* _SET TASK_:
Could you extract every entry below and reproduce it exactly?

* _DATA ENTRIES_:
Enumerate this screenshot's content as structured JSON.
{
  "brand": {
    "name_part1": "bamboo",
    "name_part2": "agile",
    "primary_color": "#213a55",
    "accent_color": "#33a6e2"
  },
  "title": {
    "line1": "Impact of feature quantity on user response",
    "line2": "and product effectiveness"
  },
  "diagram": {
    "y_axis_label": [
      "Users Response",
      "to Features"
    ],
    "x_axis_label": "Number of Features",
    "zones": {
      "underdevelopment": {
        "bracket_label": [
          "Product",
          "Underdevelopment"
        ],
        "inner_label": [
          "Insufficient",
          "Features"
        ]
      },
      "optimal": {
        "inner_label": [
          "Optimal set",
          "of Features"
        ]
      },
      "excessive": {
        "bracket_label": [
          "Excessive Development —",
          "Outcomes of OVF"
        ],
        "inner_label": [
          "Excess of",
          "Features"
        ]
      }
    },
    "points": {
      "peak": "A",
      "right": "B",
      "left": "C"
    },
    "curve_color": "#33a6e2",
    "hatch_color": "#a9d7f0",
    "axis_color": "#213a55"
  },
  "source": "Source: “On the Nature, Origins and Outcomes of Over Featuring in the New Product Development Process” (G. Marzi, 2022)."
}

* _RESPONSE TO THIS EXERCISE_:
Enumerate this screenshot's content as structured JSON.
{
  "brand": {
    "name_part1": "bamboo",
    "name_part2": "agile",
    "primary_color": "#213a55",
    "accent_color": "#33a6e2"
  },
  "title": {
    "line1": "Impact of feature quantity on user response",
    "line2": "and product effectiveness"
  },
  "diagram": {
    "y_axis_label": [
      "Users Response",
      "to Features"
    ],
    "x_axis_label": "Number of Features",
    "zones": {
      "underdevelopment": {
        "bracket_label": [
          "Product",
          "Underdevelopment"
        ],
        "inner_label": [
          "Insufficient",
          "Features"
        ]
      },
      "optimal": {
        "inner_label": [
          "Optimal set",
          "of Features"
        ]
      },
      "excessive": {
        "bracket_label": [
          "Excessive Development —",
          "Outcomes of OVF"
        ],
        "inner_label": [
          "Excess of",
          "Features"
        ]
      }
    },
    "points": {
      "peak": "A",
      "right": "B",
      "left": "C"
    },
    "curve_color": "#33a6e2",
    "hatch_color": "#a9d7f0",
    "axis_color": "#213a55"
  },
  "source": "Source: “On the Nature, Origins and Outcomes of Over Featuring in the New Product Development Process” (G. Marzi, 2022)."
}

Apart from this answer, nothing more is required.